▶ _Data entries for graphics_
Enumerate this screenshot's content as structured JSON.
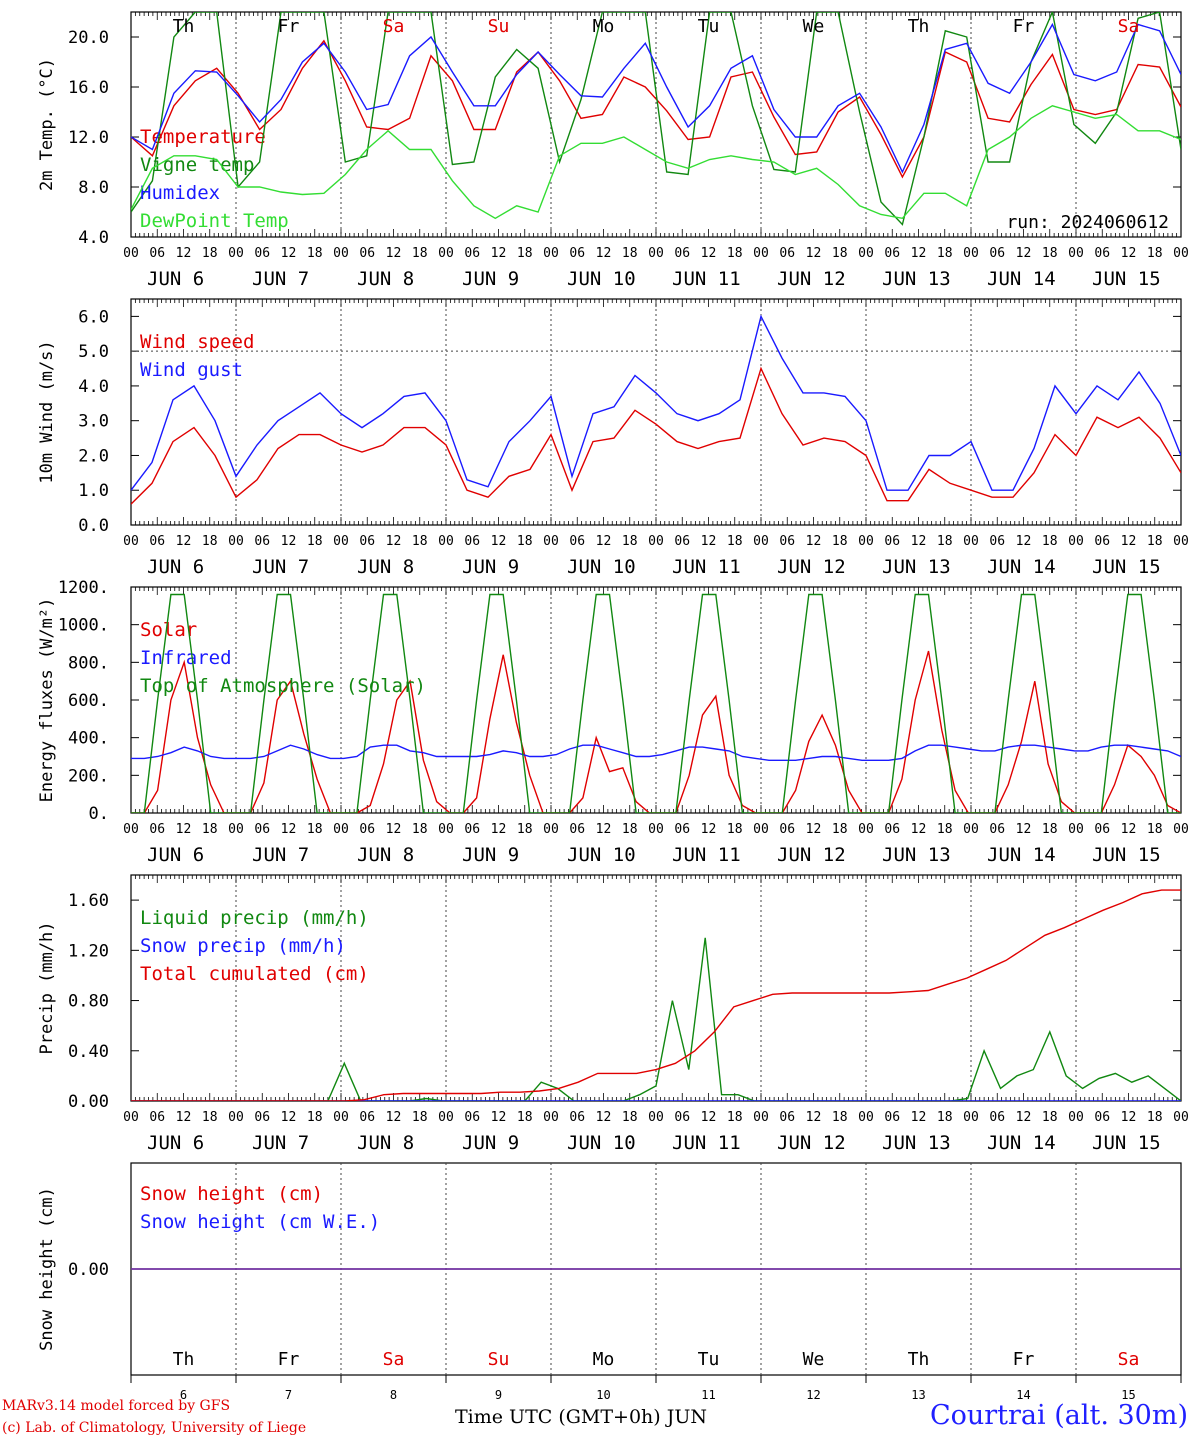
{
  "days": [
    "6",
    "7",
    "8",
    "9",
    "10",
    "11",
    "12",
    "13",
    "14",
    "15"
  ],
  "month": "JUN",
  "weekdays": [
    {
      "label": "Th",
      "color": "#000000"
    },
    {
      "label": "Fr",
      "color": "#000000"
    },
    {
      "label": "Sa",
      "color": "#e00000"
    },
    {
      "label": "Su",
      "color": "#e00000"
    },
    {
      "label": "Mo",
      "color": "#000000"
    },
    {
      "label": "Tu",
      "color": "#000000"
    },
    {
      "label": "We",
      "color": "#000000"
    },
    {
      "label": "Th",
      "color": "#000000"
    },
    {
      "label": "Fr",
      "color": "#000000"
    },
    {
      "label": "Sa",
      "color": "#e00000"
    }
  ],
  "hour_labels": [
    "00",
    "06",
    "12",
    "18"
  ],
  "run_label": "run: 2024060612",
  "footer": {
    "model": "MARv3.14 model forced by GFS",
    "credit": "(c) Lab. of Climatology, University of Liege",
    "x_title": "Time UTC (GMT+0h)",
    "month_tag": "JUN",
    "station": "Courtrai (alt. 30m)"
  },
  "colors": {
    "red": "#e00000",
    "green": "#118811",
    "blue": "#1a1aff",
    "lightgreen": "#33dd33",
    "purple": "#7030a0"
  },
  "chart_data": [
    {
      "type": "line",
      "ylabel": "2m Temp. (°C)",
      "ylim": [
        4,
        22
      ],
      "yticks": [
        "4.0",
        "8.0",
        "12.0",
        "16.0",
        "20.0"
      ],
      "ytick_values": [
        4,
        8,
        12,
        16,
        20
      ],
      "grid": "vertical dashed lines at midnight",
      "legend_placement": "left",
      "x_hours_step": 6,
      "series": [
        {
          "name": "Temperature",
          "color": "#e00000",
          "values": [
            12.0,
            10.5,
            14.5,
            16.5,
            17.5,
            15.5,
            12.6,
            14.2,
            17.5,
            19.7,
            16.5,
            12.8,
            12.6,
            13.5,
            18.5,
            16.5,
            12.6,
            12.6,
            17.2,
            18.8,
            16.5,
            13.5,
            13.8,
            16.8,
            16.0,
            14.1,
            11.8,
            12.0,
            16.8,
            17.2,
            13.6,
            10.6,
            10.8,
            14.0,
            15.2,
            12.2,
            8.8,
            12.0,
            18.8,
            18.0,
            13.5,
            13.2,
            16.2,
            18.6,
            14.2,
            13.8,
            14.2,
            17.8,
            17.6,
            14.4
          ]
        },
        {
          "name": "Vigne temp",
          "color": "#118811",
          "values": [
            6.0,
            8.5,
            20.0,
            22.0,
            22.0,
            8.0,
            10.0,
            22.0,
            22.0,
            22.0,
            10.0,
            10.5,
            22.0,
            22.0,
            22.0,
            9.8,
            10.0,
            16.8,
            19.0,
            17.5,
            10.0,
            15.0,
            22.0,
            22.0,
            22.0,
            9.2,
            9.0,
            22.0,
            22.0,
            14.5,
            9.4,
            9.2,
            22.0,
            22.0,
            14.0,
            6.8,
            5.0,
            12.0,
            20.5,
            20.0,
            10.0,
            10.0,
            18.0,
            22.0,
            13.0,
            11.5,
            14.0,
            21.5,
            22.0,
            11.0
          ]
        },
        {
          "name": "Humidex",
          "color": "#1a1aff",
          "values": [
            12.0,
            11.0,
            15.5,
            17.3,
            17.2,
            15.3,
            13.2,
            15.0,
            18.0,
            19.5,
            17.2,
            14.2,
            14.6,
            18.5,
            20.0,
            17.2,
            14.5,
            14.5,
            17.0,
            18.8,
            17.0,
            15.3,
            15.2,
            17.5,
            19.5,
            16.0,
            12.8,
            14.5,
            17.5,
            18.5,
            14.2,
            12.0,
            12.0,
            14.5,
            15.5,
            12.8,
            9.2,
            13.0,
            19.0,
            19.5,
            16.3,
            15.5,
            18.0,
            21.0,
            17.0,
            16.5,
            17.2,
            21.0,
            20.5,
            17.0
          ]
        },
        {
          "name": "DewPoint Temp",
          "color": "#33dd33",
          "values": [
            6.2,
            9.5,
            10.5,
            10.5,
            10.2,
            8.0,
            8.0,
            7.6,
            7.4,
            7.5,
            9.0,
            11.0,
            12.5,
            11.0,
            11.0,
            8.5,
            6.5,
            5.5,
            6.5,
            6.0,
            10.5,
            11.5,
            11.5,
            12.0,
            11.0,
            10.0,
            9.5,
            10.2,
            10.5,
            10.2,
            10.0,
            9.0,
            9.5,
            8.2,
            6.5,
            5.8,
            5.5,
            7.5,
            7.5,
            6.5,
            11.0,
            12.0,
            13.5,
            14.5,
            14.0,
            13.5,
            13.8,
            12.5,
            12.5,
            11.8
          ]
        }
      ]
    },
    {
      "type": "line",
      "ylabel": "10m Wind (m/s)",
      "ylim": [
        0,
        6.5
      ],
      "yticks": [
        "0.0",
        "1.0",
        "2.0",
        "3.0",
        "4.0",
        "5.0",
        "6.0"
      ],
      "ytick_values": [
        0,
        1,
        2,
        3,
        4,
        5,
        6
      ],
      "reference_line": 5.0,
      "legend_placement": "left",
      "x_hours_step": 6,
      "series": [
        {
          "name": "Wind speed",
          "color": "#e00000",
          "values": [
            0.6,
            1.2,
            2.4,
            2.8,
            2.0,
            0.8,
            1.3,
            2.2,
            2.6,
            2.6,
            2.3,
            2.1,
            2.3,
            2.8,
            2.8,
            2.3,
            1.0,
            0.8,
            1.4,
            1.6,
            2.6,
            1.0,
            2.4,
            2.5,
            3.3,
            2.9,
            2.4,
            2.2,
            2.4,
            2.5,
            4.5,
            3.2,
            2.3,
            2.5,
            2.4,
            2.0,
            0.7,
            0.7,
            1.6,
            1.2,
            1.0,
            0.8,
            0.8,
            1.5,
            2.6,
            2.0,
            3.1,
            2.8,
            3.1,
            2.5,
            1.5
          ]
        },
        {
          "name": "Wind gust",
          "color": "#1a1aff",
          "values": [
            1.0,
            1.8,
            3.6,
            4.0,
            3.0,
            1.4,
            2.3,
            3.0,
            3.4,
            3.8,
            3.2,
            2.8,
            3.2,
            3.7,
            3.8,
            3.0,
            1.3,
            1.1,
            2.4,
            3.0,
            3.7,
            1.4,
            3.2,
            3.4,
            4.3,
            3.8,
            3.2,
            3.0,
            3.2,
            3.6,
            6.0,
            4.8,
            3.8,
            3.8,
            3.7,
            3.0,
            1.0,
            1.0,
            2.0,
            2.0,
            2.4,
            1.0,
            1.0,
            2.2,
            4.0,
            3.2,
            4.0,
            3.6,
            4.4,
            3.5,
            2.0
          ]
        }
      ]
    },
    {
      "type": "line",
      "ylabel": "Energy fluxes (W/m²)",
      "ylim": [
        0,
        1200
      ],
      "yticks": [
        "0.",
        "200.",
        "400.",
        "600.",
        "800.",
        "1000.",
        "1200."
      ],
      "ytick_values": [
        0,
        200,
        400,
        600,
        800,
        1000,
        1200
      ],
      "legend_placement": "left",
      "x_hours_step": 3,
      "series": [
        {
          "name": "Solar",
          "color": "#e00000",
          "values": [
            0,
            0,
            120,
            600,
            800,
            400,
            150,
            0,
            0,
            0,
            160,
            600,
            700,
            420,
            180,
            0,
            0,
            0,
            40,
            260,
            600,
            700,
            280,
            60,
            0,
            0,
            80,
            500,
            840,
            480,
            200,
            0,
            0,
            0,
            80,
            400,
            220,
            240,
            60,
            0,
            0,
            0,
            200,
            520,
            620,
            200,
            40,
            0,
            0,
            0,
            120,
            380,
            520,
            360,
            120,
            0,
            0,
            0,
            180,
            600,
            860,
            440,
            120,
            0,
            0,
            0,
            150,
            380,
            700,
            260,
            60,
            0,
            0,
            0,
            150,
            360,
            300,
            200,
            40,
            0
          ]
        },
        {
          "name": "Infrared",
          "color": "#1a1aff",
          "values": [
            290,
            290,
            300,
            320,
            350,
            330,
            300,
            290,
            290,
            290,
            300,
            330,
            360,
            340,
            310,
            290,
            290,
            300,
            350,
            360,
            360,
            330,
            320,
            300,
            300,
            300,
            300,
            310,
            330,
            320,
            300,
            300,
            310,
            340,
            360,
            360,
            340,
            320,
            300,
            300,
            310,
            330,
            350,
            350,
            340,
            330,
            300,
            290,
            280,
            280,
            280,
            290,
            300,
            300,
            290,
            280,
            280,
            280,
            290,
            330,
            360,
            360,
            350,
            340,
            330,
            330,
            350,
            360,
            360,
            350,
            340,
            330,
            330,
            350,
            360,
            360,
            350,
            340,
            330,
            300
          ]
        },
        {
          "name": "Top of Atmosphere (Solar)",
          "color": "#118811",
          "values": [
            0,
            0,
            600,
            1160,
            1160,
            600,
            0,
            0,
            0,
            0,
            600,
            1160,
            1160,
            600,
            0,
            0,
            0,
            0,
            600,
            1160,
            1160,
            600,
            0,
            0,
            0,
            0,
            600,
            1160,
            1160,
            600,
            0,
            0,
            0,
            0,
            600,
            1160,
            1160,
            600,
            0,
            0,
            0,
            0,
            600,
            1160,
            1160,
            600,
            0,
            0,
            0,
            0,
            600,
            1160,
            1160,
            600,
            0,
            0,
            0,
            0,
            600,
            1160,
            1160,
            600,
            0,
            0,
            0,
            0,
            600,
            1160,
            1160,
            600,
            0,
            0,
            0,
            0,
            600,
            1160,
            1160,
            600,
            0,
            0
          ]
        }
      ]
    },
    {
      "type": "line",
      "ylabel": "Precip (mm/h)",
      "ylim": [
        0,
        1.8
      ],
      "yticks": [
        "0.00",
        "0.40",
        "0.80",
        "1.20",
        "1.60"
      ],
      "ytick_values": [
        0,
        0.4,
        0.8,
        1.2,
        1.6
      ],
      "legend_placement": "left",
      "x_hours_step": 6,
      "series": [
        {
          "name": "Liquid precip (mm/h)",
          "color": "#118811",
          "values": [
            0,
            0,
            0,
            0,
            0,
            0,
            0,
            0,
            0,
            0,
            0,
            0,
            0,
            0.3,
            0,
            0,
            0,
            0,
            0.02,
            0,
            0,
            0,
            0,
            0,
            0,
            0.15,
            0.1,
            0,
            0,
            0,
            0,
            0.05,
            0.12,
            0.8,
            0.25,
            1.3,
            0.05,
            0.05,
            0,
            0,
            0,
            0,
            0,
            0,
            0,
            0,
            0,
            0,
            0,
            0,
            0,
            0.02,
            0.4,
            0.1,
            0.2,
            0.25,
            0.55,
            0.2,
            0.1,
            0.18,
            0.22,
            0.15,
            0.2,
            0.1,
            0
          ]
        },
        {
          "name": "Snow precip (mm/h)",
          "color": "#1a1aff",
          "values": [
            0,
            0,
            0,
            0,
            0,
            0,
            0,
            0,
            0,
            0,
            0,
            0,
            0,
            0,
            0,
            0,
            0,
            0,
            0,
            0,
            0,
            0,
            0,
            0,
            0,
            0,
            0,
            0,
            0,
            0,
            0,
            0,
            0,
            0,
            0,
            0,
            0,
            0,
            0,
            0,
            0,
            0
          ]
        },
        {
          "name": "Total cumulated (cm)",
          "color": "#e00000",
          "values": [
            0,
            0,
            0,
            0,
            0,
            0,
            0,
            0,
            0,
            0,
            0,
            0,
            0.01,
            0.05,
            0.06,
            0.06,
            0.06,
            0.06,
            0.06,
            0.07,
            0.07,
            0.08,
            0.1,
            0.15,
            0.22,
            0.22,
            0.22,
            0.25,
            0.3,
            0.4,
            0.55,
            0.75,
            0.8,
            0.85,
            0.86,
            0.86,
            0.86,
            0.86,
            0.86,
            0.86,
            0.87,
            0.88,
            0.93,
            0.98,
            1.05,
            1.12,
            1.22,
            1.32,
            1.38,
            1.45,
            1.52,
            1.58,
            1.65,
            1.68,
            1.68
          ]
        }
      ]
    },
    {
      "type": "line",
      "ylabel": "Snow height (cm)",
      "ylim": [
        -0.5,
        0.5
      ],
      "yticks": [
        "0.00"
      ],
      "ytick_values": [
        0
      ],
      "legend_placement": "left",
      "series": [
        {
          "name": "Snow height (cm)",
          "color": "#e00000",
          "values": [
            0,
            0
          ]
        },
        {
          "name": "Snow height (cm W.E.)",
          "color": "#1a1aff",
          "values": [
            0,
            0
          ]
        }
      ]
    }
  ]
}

▶ _STATED TASK_
Filter the listing above by the word "ylabel"; copy each line that passes.

▶ _FULL ANSWER_
      "ylabel": "2m Temp. (°C)",
      "ylabel": "10m Wind (m/s)",
      "ylabel": "Energy fluxes (W/m²)",
      "ylabel": "Precip (mm/h)",
      "ylabel": "Snow height (cm)",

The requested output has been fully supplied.